Directions for this task: Select every line below containing the word "title".

Stored dataset items
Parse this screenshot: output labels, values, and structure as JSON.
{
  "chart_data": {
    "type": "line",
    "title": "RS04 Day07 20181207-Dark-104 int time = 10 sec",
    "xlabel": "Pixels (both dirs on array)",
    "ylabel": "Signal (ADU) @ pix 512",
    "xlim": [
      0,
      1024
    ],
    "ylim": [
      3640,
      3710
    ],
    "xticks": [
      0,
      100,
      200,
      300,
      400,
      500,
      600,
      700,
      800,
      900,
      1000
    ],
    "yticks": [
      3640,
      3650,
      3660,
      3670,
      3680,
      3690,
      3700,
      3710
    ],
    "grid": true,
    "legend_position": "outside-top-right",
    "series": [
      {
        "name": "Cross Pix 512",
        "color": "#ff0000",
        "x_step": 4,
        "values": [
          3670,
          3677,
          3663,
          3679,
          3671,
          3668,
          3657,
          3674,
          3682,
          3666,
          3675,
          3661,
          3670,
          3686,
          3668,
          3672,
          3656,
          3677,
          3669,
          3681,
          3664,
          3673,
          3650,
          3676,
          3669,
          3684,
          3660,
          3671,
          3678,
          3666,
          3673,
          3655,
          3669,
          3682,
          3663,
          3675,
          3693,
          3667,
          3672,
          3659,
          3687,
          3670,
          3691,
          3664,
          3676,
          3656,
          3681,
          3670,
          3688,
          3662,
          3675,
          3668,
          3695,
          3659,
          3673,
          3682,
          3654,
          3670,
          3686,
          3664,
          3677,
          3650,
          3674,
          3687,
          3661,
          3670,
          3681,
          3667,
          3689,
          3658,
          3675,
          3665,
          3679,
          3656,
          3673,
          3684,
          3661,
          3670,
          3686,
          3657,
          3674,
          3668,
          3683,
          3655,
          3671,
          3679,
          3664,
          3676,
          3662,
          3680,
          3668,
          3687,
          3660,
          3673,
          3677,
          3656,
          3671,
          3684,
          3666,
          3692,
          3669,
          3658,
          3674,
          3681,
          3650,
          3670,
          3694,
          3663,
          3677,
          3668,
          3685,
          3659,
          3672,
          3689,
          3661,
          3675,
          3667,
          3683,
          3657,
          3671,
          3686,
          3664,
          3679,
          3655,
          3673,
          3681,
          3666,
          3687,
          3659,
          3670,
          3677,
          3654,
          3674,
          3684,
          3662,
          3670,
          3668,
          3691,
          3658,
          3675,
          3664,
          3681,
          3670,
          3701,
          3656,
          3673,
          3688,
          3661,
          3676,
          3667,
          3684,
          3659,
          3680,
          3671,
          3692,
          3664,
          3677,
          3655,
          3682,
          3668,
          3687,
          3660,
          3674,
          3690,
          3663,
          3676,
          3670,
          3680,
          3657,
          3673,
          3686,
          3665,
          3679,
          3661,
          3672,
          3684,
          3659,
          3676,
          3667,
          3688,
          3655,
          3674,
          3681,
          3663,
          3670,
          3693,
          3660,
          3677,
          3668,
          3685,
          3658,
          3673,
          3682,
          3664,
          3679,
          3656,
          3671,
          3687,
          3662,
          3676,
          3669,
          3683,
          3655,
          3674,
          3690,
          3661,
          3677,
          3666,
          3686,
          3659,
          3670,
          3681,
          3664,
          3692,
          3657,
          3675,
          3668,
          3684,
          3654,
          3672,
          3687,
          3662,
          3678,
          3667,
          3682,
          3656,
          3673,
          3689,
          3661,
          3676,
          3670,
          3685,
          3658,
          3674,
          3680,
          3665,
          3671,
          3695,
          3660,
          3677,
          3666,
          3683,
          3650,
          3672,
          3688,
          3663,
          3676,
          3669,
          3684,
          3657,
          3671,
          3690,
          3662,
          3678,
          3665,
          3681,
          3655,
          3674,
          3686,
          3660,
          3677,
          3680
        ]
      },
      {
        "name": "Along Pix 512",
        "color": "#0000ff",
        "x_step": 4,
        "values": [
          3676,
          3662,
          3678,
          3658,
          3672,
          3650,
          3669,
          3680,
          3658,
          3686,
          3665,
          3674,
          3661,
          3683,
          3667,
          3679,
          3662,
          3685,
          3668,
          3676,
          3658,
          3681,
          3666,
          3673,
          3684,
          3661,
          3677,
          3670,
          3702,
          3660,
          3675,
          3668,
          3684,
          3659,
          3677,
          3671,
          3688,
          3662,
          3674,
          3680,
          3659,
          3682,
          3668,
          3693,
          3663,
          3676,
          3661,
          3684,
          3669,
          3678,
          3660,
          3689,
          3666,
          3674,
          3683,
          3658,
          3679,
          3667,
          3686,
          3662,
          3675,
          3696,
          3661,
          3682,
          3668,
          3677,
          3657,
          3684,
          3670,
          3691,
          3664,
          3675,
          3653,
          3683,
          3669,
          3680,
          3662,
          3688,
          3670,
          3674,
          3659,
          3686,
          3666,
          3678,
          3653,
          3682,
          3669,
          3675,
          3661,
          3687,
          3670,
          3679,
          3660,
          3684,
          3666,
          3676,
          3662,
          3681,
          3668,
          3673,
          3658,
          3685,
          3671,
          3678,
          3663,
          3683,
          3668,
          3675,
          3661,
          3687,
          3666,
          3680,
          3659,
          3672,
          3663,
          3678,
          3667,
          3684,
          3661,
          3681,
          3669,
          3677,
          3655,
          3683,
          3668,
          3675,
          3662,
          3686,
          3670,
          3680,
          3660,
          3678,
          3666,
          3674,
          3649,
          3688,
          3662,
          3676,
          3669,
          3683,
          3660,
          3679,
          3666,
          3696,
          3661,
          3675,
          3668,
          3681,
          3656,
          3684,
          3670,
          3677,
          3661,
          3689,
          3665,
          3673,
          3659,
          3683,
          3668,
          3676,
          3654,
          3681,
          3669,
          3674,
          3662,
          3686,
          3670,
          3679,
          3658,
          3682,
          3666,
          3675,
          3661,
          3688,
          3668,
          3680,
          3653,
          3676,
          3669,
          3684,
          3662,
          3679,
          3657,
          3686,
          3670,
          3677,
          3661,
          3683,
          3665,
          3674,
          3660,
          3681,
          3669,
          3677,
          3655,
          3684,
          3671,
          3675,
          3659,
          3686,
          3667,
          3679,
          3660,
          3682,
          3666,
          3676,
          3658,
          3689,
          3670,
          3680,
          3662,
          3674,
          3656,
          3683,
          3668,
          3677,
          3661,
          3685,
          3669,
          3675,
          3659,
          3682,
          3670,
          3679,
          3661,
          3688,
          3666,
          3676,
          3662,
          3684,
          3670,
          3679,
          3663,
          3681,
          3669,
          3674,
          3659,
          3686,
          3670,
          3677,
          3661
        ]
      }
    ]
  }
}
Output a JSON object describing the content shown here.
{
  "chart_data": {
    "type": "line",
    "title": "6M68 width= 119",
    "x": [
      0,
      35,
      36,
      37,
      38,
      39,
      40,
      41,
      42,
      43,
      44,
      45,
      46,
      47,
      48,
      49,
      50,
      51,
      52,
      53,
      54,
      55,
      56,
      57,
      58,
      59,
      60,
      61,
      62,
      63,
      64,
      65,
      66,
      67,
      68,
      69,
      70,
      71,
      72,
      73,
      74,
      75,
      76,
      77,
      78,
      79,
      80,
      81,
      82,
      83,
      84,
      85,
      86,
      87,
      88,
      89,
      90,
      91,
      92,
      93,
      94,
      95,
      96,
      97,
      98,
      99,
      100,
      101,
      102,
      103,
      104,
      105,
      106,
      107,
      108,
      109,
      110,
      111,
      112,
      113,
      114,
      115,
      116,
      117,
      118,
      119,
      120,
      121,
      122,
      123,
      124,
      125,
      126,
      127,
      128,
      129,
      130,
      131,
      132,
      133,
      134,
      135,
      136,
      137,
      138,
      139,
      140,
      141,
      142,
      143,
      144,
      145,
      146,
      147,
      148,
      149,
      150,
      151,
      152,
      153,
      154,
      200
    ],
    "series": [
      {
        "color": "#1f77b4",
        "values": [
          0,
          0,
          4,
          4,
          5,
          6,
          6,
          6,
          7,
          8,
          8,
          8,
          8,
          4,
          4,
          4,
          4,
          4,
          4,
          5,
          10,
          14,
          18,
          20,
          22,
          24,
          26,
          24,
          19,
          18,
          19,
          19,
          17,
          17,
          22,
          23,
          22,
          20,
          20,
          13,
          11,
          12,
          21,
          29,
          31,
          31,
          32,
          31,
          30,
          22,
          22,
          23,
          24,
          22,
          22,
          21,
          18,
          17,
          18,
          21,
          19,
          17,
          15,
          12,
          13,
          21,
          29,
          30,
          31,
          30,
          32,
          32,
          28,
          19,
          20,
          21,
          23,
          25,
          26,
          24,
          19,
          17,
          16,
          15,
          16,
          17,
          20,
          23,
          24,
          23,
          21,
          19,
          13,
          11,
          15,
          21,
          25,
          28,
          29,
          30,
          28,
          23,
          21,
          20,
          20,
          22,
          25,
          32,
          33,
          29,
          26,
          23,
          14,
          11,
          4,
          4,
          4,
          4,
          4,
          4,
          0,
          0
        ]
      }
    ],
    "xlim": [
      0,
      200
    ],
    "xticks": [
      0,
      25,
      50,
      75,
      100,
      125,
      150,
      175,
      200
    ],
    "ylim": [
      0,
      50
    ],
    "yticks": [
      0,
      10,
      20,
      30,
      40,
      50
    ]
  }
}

Reply:
    "title": "RS04 Day07 20181207-Dark-104 int time = 10 sec",
    "title": "6M68 width= 119",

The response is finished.